» What you should do
Every entry must be repeated exactly. Exclude all pictures.

[Dataset entries]
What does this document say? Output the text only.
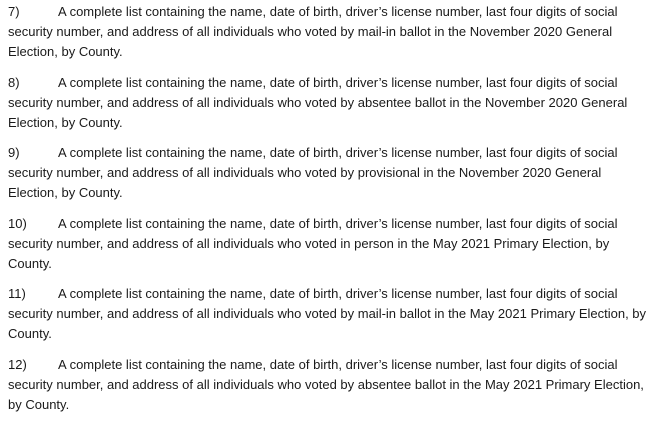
7)	A complete list containing the name, date of birth, driver’s license number, last four digits of social security number, and address of all individuals who voted by mail-in ballot in the November 2020 General Election, by County.

8)	A complete list containing the name, date of birth, driver’s license number, last four digits of social security number, and address of all individuals who voted by absentee ballot in the November 2020 General Election, by County.

9)	A complete list containing the name, date of birth, driver’s license number, last four digits of social security number, and address of all individuals who voted by provisional in the November 2020 General Election, by County.

10) A complete list containing the name, date of birth, driver’s license number, last four digits of social security number, and address of all individuals who voted in person in the May 2021 Primary Election, by County.

11) A complete list containing the name, date of birth, driver’s license number, last four digits of social security number, and address of all individuals who voted by mail-in ballot in the May 2021 Primary Election, by County.

12) A complete list containing the name, date of birth, driver’s license number, last four digits of social security number, and address of all individuals who voted by absentee ballot in the May 2021 Primary Election, by County.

» Right answer
What does this document say? Output the text only.
7)	A complete list containing the name, date of birth, driver’s license number, last four digits of social security number, and address of all individuals who voted by mail-in ballot in the November 2020 General Election, by County.

8)	A complete list containing the name, date of birth, driver’s license number, last four digits of social security number, and address of all individuals who voted by absentee ballot in the November 2020 General Election, by County.

9)	A complete list containing the name, date of birth, driver’s license number, last four digits of social security number, and address of all individuals who voted by provisional in the November 2020 General Election, by County.

10) A complete list containing the name, date of birth, driver’s license number, last four digits of social security number, and address of all individuals who voted in person in the May 2021 Primary Election, by County.

11) A complete list containing the name, date of birth, driver’s license number, last four digits of social security number, and address of all individuals who voted by mail-in ballot in the May 2021 Primary Election, by County.

12) A complete list containing the name, date of birth, driver’s license number, last four digits of social security number, and address of all individuals who voted by absentee ballot in the May 2021 Primary Election, by County.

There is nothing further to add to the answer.